TASK DIRECTIONS: Each line of the listing that contains the word "xlabel" is to be copied.

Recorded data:
>> Begin
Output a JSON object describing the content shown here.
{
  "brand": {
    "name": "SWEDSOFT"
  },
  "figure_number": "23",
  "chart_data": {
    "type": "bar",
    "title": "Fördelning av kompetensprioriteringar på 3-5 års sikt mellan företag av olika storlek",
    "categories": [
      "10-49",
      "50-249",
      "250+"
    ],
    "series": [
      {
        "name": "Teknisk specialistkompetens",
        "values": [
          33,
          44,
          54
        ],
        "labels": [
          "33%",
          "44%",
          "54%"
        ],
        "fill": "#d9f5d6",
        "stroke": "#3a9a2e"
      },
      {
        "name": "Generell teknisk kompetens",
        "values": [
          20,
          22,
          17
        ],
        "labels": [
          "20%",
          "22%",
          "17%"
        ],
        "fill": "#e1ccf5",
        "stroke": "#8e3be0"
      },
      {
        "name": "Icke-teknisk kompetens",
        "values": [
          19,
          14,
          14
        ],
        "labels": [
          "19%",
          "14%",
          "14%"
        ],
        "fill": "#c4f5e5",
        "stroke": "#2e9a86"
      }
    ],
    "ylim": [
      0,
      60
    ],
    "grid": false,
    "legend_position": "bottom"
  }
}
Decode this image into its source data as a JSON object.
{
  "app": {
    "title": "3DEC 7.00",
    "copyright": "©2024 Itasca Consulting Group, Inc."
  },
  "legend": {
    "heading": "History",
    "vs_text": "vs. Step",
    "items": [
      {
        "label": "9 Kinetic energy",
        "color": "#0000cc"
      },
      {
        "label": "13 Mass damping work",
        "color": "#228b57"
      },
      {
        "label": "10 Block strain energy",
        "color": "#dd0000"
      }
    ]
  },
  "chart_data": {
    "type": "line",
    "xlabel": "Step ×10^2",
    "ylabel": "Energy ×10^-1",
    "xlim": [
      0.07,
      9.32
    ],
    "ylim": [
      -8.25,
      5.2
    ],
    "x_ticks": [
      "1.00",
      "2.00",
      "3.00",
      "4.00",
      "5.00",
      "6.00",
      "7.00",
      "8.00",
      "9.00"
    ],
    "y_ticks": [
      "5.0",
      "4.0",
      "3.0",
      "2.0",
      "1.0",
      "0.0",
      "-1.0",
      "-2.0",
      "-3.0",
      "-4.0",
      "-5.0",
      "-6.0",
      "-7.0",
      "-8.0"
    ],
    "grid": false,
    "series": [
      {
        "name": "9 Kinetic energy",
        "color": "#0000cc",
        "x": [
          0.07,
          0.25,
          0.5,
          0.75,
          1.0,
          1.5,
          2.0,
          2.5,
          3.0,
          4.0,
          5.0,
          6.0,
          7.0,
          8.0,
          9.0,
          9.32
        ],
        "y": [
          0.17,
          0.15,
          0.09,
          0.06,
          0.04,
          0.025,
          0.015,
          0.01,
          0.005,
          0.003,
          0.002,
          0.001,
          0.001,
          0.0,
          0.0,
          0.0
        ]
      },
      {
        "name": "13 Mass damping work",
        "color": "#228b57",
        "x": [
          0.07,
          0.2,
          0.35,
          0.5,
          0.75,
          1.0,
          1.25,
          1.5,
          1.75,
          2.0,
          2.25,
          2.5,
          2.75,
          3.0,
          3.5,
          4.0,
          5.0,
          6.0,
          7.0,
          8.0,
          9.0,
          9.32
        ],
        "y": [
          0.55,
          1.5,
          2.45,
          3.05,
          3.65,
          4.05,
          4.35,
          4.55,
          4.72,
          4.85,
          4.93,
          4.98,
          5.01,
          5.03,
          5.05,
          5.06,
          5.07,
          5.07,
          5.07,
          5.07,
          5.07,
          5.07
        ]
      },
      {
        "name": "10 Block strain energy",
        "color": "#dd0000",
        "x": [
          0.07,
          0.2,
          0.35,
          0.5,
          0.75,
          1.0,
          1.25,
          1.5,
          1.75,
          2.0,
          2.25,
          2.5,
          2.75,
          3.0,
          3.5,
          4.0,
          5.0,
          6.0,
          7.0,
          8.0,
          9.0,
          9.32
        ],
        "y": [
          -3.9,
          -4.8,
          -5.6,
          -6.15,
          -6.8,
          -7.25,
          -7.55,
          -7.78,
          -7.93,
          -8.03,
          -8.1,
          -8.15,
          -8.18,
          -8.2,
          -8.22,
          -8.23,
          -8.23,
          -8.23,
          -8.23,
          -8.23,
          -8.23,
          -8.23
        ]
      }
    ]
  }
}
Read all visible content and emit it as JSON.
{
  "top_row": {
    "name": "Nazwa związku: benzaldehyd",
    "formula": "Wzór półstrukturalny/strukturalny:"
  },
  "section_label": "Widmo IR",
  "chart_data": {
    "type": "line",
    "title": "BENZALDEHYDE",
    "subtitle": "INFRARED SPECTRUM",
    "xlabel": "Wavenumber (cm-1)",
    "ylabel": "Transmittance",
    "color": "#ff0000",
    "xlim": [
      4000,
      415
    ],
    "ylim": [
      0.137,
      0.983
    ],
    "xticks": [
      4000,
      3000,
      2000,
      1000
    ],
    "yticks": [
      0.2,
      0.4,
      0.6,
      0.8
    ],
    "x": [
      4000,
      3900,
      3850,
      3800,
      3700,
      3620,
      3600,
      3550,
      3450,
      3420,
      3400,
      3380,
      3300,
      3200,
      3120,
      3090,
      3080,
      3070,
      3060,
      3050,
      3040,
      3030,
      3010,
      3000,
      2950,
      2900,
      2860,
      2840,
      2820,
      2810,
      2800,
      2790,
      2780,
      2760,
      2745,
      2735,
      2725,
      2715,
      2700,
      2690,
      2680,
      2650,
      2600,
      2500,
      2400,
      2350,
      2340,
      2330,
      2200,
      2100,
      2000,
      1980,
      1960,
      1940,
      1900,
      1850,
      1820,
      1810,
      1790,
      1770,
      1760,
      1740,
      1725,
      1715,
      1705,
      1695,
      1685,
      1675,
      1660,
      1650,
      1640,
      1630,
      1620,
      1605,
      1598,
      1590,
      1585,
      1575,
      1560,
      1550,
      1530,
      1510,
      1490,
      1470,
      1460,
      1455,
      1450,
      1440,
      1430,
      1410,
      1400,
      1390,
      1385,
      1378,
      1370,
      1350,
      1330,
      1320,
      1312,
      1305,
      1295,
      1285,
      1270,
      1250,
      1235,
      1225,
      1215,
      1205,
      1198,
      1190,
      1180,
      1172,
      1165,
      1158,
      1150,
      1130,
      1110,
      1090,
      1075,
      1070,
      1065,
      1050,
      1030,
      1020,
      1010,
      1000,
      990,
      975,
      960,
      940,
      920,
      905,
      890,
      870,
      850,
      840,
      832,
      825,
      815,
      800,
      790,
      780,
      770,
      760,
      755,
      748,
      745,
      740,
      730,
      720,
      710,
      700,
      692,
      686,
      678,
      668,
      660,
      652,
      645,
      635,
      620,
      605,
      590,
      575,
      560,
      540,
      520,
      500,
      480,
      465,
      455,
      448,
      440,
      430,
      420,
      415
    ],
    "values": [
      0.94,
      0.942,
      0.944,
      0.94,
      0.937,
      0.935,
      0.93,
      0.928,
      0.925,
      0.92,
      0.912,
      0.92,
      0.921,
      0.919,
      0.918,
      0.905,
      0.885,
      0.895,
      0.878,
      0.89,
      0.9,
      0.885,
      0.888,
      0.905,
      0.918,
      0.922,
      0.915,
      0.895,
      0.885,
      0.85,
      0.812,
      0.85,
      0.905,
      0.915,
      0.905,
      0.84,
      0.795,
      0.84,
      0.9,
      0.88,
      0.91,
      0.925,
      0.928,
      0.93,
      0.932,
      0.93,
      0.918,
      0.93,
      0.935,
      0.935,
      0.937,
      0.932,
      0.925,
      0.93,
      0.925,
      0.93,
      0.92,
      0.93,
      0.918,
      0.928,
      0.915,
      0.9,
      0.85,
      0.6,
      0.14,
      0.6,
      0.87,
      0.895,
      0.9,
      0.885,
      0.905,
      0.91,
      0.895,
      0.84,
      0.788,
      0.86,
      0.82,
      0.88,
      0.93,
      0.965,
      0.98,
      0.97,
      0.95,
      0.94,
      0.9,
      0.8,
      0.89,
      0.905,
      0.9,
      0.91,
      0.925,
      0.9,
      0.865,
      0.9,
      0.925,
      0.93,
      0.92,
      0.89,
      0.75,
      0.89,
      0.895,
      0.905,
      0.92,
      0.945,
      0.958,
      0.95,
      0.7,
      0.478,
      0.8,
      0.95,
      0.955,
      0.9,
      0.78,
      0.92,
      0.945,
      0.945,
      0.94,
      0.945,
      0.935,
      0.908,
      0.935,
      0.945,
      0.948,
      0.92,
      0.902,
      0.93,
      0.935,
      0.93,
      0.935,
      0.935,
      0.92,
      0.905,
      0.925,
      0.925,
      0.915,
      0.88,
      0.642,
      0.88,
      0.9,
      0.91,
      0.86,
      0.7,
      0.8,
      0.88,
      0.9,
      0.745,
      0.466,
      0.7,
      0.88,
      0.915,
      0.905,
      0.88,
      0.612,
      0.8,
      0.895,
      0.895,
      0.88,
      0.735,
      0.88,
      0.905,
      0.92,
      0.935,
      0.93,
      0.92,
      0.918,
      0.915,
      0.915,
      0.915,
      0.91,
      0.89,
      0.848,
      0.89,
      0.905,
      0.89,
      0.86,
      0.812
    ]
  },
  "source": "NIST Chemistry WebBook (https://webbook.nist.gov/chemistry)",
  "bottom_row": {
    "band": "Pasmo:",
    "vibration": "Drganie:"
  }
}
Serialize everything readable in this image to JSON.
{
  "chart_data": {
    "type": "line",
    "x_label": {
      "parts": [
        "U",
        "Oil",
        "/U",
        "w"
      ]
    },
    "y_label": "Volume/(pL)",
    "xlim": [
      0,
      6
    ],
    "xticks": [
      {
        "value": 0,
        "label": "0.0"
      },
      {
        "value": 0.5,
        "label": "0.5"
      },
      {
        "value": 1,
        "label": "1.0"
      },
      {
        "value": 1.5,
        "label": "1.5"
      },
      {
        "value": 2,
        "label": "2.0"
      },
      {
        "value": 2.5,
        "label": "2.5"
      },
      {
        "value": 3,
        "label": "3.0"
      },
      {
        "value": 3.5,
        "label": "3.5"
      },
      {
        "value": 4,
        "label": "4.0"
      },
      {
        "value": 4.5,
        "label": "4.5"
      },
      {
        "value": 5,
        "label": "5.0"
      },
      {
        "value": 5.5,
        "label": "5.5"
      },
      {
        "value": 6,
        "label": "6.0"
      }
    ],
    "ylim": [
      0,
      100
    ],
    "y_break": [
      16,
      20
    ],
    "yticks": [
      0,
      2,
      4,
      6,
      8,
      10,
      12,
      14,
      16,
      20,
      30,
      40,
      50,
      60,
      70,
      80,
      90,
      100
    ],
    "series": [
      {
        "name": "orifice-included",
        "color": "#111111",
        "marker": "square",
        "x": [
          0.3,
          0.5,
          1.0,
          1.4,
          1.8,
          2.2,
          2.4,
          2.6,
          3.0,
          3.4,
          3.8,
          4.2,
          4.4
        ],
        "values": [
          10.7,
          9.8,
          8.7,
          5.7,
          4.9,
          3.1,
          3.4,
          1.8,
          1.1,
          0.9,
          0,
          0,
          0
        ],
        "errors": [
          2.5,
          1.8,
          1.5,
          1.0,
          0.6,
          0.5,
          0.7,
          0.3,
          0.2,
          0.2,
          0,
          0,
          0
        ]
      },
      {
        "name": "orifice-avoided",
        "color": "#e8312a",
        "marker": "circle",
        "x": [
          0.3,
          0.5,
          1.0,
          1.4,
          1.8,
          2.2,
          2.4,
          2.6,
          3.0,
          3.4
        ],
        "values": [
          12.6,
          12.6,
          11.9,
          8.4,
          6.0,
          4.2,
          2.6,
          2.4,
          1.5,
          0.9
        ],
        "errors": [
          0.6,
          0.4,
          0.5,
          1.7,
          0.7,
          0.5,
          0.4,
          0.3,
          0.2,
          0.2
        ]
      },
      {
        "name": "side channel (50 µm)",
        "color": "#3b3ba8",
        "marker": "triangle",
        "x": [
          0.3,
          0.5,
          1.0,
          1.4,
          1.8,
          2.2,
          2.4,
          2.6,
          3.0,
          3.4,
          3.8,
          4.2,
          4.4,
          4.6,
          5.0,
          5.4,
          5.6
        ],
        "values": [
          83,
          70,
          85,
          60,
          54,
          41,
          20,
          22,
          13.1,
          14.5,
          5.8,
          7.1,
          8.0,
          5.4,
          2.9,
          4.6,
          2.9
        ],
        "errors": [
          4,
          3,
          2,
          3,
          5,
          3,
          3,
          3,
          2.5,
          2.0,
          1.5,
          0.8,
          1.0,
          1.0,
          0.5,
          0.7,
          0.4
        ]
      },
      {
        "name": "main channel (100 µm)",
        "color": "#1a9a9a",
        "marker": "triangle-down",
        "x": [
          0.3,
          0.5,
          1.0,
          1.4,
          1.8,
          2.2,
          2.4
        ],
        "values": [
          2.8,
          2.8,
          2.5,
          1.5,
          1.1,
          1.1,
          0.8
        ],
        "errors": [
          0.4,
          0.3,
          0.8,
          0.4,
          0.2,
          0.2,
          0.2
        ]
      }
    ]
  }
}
>> End
THE SOLUTION:
    "xlabel": "Step ×10^2",
    "xlabel": "Wavenumber (cm-1)",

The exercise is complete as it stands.